• [Aim] Find all lines in the records that include the word "Management", and copy them out.

• [Input material]
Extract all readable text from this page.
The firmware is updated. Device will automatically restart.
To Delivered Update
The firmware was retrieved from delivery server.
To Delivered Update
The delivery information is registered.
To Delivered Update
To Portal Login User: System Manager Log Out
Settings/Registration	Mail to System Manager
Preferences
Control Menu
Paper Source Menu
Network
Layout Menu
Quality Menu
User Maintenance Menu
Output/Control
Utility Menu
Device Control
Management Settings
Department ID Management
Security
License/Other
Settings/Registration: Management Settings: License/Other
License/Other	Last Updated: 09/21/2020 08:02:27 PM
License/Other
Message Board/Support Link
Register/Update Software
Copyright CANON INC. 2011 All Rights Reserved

• [Final answer]
Management Settings
Department ID Management
Settings/Registration: Management Settings: License/Other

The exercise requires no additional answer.